_RECORDS SUPPLIED_
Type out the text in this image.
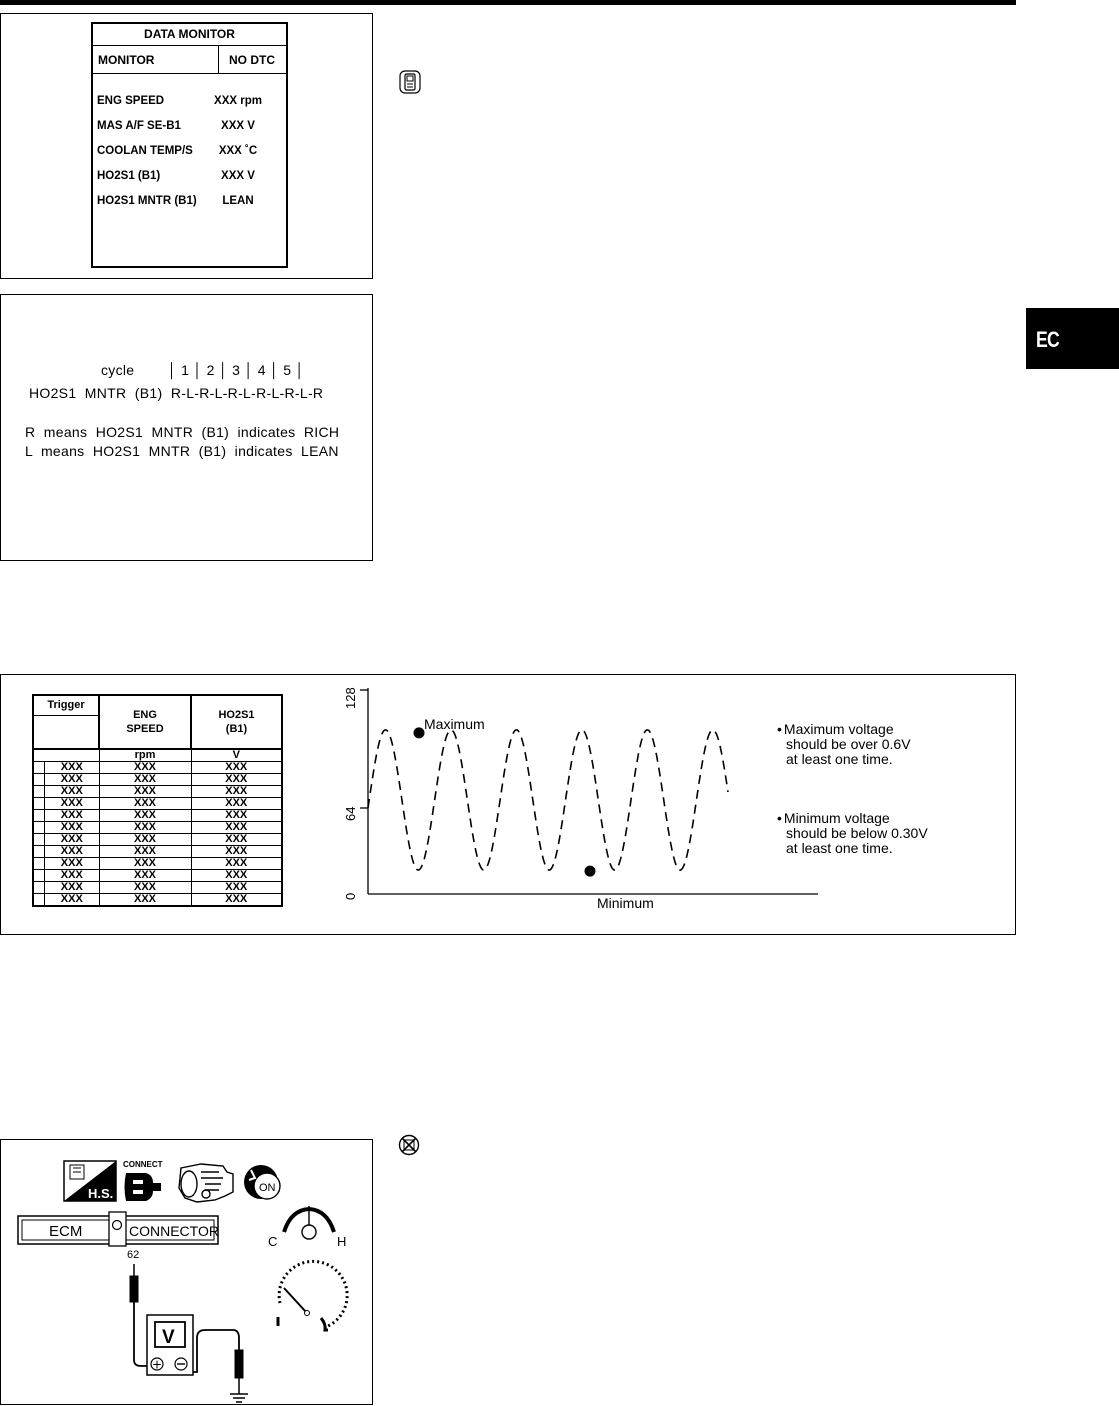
EC
DATA MONITOR
MONITOR	NO DTC
ENG SPEED	XXX rpm
MAS A/F SE-B1	XXX V
COOLAN TEMP/S	XXX ˚C
HO2S1 (B1)	XXX V
HO2S1 MNTR (B1)	LEAN
cycle        │ 1 │ 2 │ 3 │ 4 │ 5 │
HO2S1  MNTR  (B1)  R-L-R-L-R-L-R-L-R-L-R
R  means  HO2S1  MNTR  (B1)  indicates  RICH
L  means  HO2S1  MNTR  (B1)  indicates  LEAN
Trigger		ENG SPEED	HO2S1 (B1)

		rpm	V
	XXX	XXX	XXX
	XXX	XXX	XXX
	XXX	XXX	XXX
	XXX	XXX	XXX
	XXX	XXX	XXX
	XXX	XXX	XXX
	XXX	XXX	XXX
	XXX	XXX	XXX
	XXX	XXX	XXX
	XXX	XXX	XXX
	XXX	XXX	XXX
	XXX	XXX	XXX
128
64
0
Maximum
Minimum
• Maximum voltage
should be over 0.6V
at least one time.
• Minimum voltage
should be below 0.30V
at least one time.
H.S.
CONNECT
ON
ECM	CONNECTOR
62
V
+
C	H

_EXERCISE DESCRIPTION_
Report only the number of lines in the listing that contain the word "LEAN".

_CORRECT ANSWER_
2